## BEGIN Source material
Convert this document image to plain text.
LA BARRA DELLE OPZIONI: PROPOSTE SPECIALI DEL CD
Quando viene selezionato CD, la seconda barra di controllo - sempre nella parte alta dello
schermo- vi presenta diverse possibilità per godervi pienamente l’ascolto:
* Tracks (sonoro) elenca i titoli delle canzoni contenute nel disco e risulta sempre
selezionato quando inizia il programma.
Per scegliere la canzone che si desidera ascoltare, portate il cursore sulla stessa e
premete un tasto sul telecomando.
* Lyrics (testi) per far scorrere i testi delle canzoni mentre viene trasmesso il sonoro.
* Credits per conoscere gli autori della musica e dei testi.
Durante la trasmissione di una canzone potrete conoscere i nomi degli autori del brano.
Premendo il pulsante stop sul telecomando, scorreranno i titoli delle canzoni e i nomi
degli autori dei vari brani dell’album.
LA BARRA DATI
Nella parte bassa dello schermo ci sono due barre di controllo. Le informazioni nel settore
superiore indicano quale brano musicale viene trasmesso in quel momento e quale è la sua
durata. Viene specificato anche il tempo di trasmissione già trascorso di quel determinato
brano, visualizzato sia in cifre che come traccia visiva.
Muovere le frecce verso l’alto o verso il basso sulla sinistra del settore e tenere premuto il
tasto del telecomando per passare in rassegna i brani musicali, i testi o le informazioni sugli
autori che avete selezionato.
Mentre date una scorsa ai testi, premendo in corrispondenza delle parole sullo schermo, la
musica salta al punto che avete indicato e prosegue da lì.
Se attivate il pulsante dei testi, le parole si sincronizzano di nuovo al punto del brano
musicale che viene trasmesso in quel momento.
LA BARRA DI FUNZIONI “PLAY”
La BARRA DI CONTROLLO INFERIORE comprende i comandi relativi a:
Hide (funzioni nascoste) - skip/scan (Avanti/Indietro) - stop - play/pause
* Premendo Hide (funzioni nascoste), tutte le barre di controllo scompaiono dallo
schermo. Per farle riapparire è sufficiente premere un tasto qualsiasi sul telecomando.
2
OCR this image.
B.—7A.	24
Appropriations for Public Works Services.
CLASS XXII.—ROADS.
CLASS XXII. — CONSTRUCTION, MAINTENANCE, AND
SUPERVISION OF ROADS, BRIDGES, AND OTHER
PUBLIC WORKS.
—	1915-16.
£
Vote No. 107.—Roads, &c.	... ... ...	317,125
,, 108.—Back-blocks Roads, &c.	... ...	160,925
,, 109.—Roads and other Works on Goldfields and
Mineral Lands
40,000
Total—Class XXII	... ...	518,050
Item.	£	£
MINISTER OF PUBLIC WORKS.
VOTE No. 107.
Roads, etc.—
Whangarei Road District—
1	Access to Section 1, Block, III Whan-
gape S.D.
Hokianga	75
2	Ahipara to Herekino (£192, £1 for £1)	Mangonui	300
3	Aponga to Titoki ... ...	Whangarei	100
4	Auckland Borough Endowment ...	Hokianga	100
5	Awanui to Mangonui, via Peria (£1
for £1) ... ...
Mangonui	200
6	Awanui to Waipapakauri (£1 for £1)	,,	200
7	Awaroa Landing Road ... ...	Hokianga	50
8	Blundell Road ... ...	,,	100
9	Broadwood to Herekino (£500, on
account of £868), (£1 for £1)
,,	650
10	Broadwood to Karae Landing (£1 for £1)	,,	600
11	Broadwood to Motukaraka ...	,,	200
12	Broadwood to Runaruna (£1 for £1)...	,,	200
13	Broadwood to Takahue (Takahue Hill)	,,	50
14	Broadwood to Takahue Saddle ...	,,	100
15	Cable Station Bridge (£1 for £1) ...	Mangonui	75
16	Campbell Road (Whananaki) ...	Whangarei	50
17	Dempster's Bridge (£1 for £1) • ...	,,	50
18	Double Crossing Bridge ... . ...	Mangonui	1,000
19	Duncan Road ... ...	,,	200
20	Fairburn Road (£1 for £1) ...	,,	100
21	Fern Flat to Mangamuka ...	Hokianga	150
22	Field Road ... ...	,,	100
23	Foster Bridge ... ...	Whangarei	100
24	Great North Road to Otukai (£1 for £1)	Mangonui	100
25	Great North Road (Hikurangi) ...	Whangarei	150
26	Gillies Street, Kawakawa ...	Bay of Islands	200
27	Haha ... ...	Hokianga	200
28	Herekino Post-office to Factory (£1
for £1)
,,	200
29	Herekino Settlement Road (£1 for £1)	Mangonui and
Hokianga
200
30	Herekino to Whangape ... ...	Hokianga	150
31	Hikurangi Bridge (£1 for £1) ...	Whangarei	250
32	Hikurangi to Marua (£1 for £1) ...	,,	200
## END Source material
● Work to be completed
From the first line to the last, retype the data exactly.

● Solution to this exercise
Convert this document image to plain text.
LA BARRA DELLE OPZIONI: PROPOSTE SPECIALI DEL CD
Quando viene selezionato CD, la seconda barra di controllo - sempre nella parte alta dello
schermo- vi presenta diverse possibilità per godervi pienamente l’ascolto:
* Tracks (sonoro) elenca i titoli delle canzoni contenute nel disco e risulta sempre
selezionato quando inizia il programma.
Per scegliere la canzone che si desidera ascoltare, portate il cursore sulla stessa e
premete un tasto sul telecomando.
* Lyrics (testi) per far scorrere i testi delle canzoni mentre viene trasmesso il sonoro.
* Credits per conoscere gli autori della musica e dei testi.
Durante la trasmissione di una canzone potrete conoscere i nomi degli autori del brano.
Premendo il pulsante stop sul telecomando, scorreranno i titoli delle canzoni e i nomi
degli autori dei vari brani dell’album.
LA BARRA DATI
Nella parte bassa dello schermo ci sono due barre di controllo. Le informazioni nel settore
superiore indicano quale brano musicale viene trasmesso in quel momento e quale è la sua
durata. Viene specificato anche il tempo di trasmissione già trascorso di quel determinato
brano, visualizzato sia in cifre che come traccia visiva.
Muovere le frecce verso l’alto o verso il basso sulla sinistra del settore e tenere premuto il
tasto del telecomando per passare in rassegna i brani musicali, i testi o le informazioni sugli
autori che avete selezionato.
Mentre date una scorsa ai testi, premendo in corrispondenza delle parole sullo schermo, la
musica salta al punto che avete indicato e prosegue da lì.
Se attivate il pulsante dei testi, le parole si sincronizzano di nuovo al punto del brano
musicale che viene trasmesso in quel momento.
LA BARRA DI FUNZIONI “PLAY”
La BARRA DI CONTROLLO INFERIORE comprende i comandi relativi a:
Hide (funzioni nascoste) - skip/scan (Avanti/Indietro) - stop - play/pause
* Premendo Hide (funzioni nascoste), tutte le barre di controllo scompaiono dallo
schermo. Per farle riapparire è sufficiente premere un tasto qualsiasi sul telecomando.
2
OCR this image.
B.—7A.	24
Appropriations for Public Works Services.
CLASS XXII.—ROADS.
CLASS XXII. — CONSTRUCTION, MAINTENANCE, AND
SUPERVISION OF ROADS, BRIDGES, AND OTHER
PUBLIC WORKS.
—	1915-16.
£
Vote No. 107.—Roads, &c.	... ... ...	317,125
,, 108.—Back-blocks Roads, &c.	... ...	160,925
,, 109.—Roads and other Works on Goldfields and
Mineral Lands
40,000
Total—Class XXII	... ...	518,050
Item.	£	£
MINISTER OF PUBLIC WORKS.
VOTE No. 107.
Roads, etc.—
Whangarei Road District—
1	Access to Section 1, Block, III Whan-
gape S.D.
Hokianga	75
2	Ahipara to Herekino (£192, £1 for £1)	Mangonui	300
3	Aponga to Titoki ... ...	Whangarei	100
4	Auckland Borough Endowment ...	Hokianga	100
5	Awanui to Mangonui, via Peria (£1
for £1) ... ...
Mangonui	200
6	Awanui to Waipapakauri (£1 for £1)	,,	200
7	Awaroa Landing Road ... ...	Hokianga	50
8	Blundell Road ... ...	,,	100
9	Broadwood to Herekino (£500, on
account of £868), (£1 for £1)
,,	650
10	Broadwood to Karae Landing (£1 for £1)	,,	600
11	Broadwood to Motukaraka ...	,,	200
12	Broadwood to Runaruna (£1 for £1)...	,,	200
13	Broadwood to Takahue (Takahue Hill)	,,	50
14	Broadwood to Takahue Saddle ...	,,	100
15	Cable Station Bridge (£1 for £1) ...	Mangonui	75
16	Campbell Road (Whananaki) ...	Whangarei	50
17	Dempster's Bridge (£1 for £1) • ...	,,	50
18	Double Crossing Bridge ... . ...	Mangonui	1,000
19	Duncan Road ... ...	,,	200
20	Fairburn Road (£1 for £1) ...	,,	100
21	Fern Flat to Mangamuka ...	Hokianga	150
22	Field Road ... ...	,,	100
23	Foster Bridge ... ...	Whangarei	100
24	Great North Road to Otukai (£1 for £1)	Mangonui	100
25	Great North Road (Hikurangi) ...	Whangarei	150
26	Gillies Street, Kawakawa ...	Bay of Islands	200
27	Haha ... ...	Hokianga	200
28	Herekino Post-office to Factory (£1
for £1)
,,	200
29	Herekino Settlement Road (£1 for £1)	Mangonui and
Hokianga
200
30	Herekino to Whangape ... ...	Hokianga	150
31	Hikurangi Bridge (£1 for £1) ...	Whangarei	250
32	Hikurangi to Marua (£1 for £1) ...	,,	200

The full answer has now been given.